(Data records)

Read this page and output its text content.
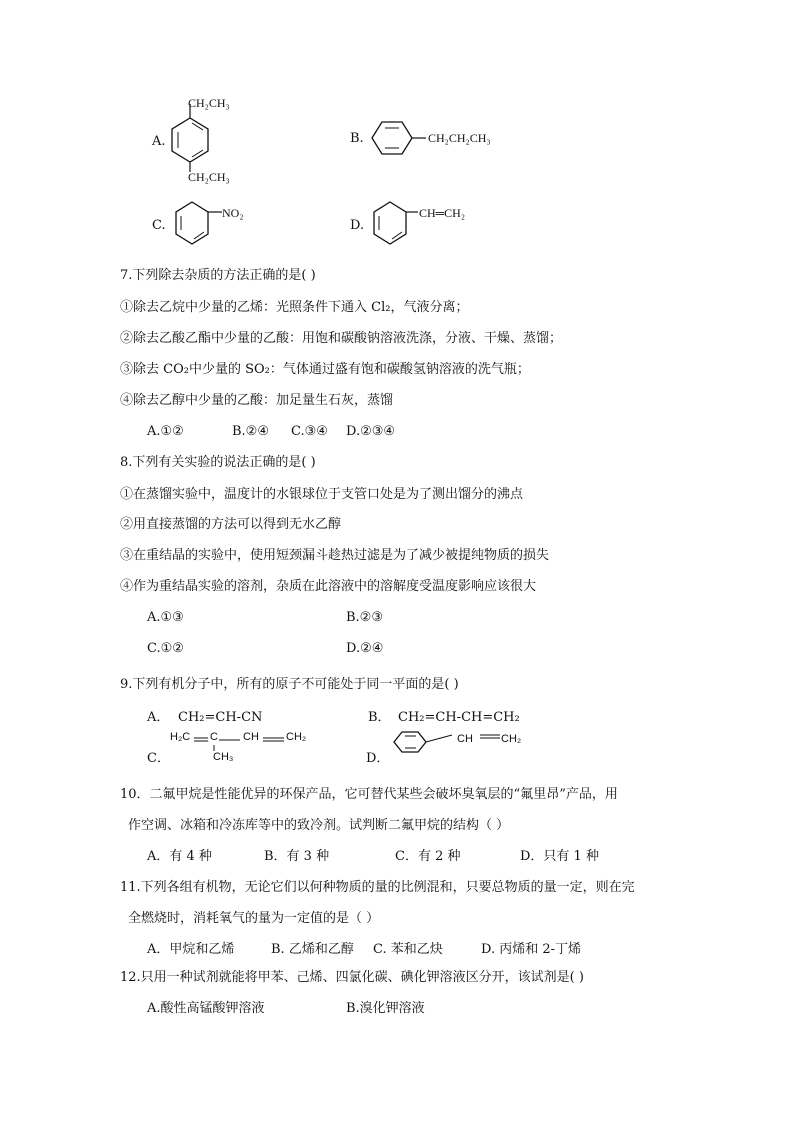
A.
CH₂CH₃
CH₂CH₃
B.	CH₂CH₂CH₃
C.
NO₂
D.
CH═CH₂
7.下列除去杂质的方法正确的是( )
①除去乙烷中少量的乙烯：光照条件下通入 Cl₂，气液分离；
②除去乙酸乙酯中少量的乙酸：用饱和碳酸钠溶液洗涤，分液、干燥、蒸馏；
③除去 CO₂中少量的 SO₂：气体通过盛有饱和碳酸氢钠溶液的洗气瓶；
④除去乙醇中少量的乙酸：加足量生石灰，蒸馏
A.①②	B.②④ C.③④ D.②③④
8.下列有关实验的说法正确的是( )
①在蒸馏实验中，温度计的水银球位于支管口处是为了测出馏分的沸点
②用直接蒸馏的方法可以得到无水乙醇
③在重结晶的实验中，使用短颈漏斗趁热过滤是为了减少被提纯物质的损失
④作为重结晶实验的溶剂，杂质在此溶液中的溶解度受温度影响应该很大
A.①③	B.②③
C.①②	D.②④
9.下列有机分子中，所有的原子不可能处于同一平面的是( )
A． CH₂=CH-CN	B． CH₂=CH-CH=CH₂
C．
H₂C C
CH₃
CH CH₂
D．
CH	CH₂
10．二氟甲烷是性能优异的环保产品，它可替代某些会破坏臭氧层的“氟里昂”产品，用
作空调、冰箱和冷冻库等中的致冷剂。试判断二氟甲烷的结构（ ）
A．有 4 种	B．有 3 种	C．有 2 种	D．只有 1 种
11.下列各组有机物，无论它们以何种物质的量的比例混和，只要总物质的量一定，则在完
全燃烧时，消耗氧气的量为一定值的是（ ）
A．甲烷和乙烯	B. 乙烯和乙醇 C. 苯和乙炔	D. 丙烯和 2-丁烯
12.只用一种试剂就能将甲苯、己烯、四氯化碳、碘化钾溶液区分开，该试剂是( )
A.酸性高锰酸钾溶液	B.溴化钾溶液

◆ **Stated task**
Reproduce the data word for word, excluding its pictures.

◆ **Final result**
Read this page and output its text content.
A.
CH₂CH₃
CH₂CH₃
B.	CH₂CH₂CH₃
C.
NO₂
D.
CH═CH₂
7.下列除去杂质的方法正确的是( )
①除去乙烷中少量的乙烯：光照条件下通入 Cl₂，气液分离；
②除去乙酸乙酯中少量的乙酸：用饱和碳酸钠溶液洗涤，分液、干燥、蒸馏；
③除去 CO₂中少量的 SO₂：气体通过盛有饱和碳酸氢钠溶液的洗气瓶；
④除去乙醇中少量的乙酸：加足量生石灰，蒸馏
A.①②	B.②④ C.③④ D.②③④
8.下列有关实验的说法正确的是( )
①在蒸馏实验中，温度计的水银球位于支管口处是为了测出馏分的沸点
②用直接蒸馏的方法可以得到无水乙醇
③在重结晶的实验中，使用短颈漏斗趁热过滤是为了减少被提纯物质的损失
④作为重结晶实验的溶剂，杂质在此溶液中的溶解度受温度影响应该很大
A.①③	B.②③
C.①②	D.②④
9.下列有机分子中，所有的原子不可能处于同一平面的是( )
A． CH₂=CH-CN	B． CH₂=CH-CH=CH₂
C．
H₂C C
CH₃
CH CH₂
D．
CH	CH₂
10．二氟甲烷是性能优异的环保产品，它可替代某些会破坏臭氧层的“氟里昂”产品，用
作空调、冰箱和冷冻库等中的致冷剂。试判断二氟甲烷的结构（ ）
A．有 4 种	B．有 3 种	C．有 2 种	D．只有 1 种
11.下列各组有机物，无论它们以何种物质的量的比例混和，只要总物质的量一定，则在完
全燃烧时，消耗氧气的量为一定值的是（ ）
A．甲烷和乙烯	B. 乙烯和乙醇 C. 苯和乙炔	D. 丙烯和 2-丁烯
12.只用一种试剂就能将甲苯、己烯、四氯化碳、碘化钾溶液区分开，该试剂是( )
A.酸性高锰酸钾溶液	B.溴化钾溶液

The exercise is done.